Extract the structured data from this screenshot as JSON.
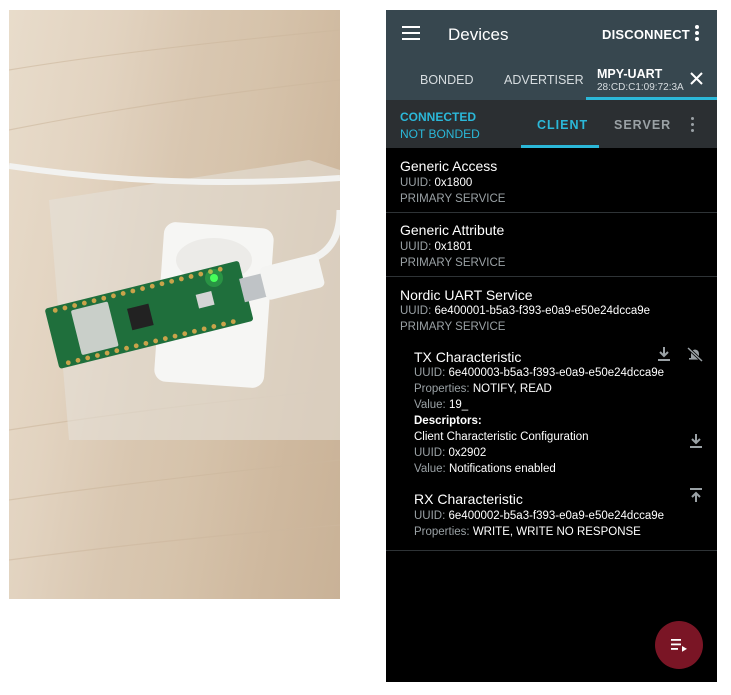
{
  "app": {
    "title": "Devices",
    "disconnect": "DISCONNECT"
  },
  "tabs": [
    {
      "label": "BONDED"
    },
    {
      "label": "ADVERTISER"
    },
    {
      "label": "MPY-UART",
      "address": "28:CD:C1:09:72:3A"
    }
  ],
  "status": {
    "connected": "CONNECTED",
    "bonded": "NOT BONDED",
    "client_tab": "CLIENT",
    "server_tab": "SERVER"
  },
  "services": [
    {
      "name": "Generic Access",
      "uuid_label": "UUID:",
      "uuid": "0x1800",
      "type": "PRIMARY SERVICE"
    },
    {
      "name": "Generic Attribute",
      "uuid_label": "UUID:",
      "uuid": "0x1801",
      "type": "PRIMARY SERVICE"
    },
    {
      "name": "Nordic UART Service",
      "uuid_label": "UUID:",
      "uuid": "6e400001-b5a3-f393-e0a9-e50e24dcca9e",
      "type": "PRIMARY SERVICE"
    }
  ],
  "tx": {
    "name": "TX Characteristic",
    "uuid_label": "UUID:",
    "uuid": "6e400003-b5a3-f393-e0a9-e50e24dcca9e",
    "props_label": "Properties:",
    "props": "NOTIFY, READ",
    "value_label": "Value:",
    "value": "19_",
    "descriptors_heading": "Descriptors:",
    "descriptor_name": "Client Characteristic Configuration",
    "descriptor_uuid_label": "UUID:",
    "descriptor_uuid": "0x2902",
    "descriptor_value_label": "Value:",
    "descriptor_value": "Notifications enabled"
  },
  "rx": {
    "name": "RX Characteristic",
    "uuid_label": "UUID:",
    "uuid": "6e400002-b5a3-f393-e0a9-e50e24dcca9e",
    "props_label": "Properties:",
    "props": "WRITE, WRITE NO RESPONSE"
  },
  "icons": {
    "menu": "hamburger-menu-icon",
    "overflow": "more-vert-icon",
    "close": "close-icon",
    "read": "download-icon",
    "notify": "notifications-off-icon",
    "write": "upload-icon",
    "fab": "log-list-icon"
  },
  "colors": {
    "toolbar": "#37474f",
    "accent": "#2bb8d9",
    "fab": "#7a1525",
    "background": "#000000"
  }
}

▶ **Requirement**: Reproduce every line exactly and omit all pictures.

▶ **Written response**:
Extract the structured data from this screenshot as JSON.
{
  "app": {
    "title": "Devices",
    "disconnect": "DISCONNECT"
  },
  "tabs": [
    {
      "label": "BONDED"
    },
    {
      "label": "ADVERTISER"
    },
    {
      "label": "MPY-UART",
      "address": "28:CD:C1:09:72:3A"
    }
  ],
  "status": {
    "connected": "CONNECTED",
    "bonded": "NOT BONDED",
    "client_tab": "CLIENT",
    "server_tab": "SERVER"
  },
  "services": [
    {
      "name": "Generic Access",
      "uuid_label": "UUID:",
      "uuid": "0x1800",
      "type": "PRIMARY SERVICE"
    },
    {
      "name": "Generic Attribute",
      "uuid_label": "UUID:",
      "uuid": "0x1801",
      "type": "PRIMARY SERVICE"
    },
    {
      "name": "Nordic UART Service",
      "uuid_label": "UUID:",
      "uuid": "6e400001-b5a3-f393-e0a9-e50e24dcca9e",
      "type": "PRIMARY SERVICE"
    }
  ],
  "tx": {
    "name": "TX Characteristic",
    "uuid_label": "UUID:",
    "uuid": "6e400003-b5a3-f393-e0a9-e50e24dcca9e",
    "props_label": "Properties:",
    "props": "NOTIFY, READ",
    "value_label": "Value:",
    "value": "19_",
    "descriptors_heading": "Descriptors:",
    "descriptor_name": "Client Characteristic Configuration",
    "descriptor_uuid_label": "UUID:",
    "descriptor_uuid": "0x2902",
    "descriptor_value_label": "Value:",
    "descriptor_value": "Notifications enabled"
  },
  "rx": {
    "name": "RX Characteristic",
    "uuid_label": "UUID:",
    "uuid": "6e400002-b5a3-f393-e0a9-e50e24dcca9e",
    "props_label": "Properties:",
    "props": "WRITE, WRITE NO RESPONSE"
  },
  "icons": {
    "menu": "hamburger-menu-icon",
    "overflow": "more-vert-icon",
    "close": "close-icon",
    "read": "download-icon",
    "notify": "notifications-off-icon",
    "write": "upload-icon",
    "fab": "log-list-icon"
  },
  "colors": {
    "toolbar": "#37474f",
    "accent": "#2bb8d9",
    "fab": "#7a1525",
    "background": "#000000"
  }
}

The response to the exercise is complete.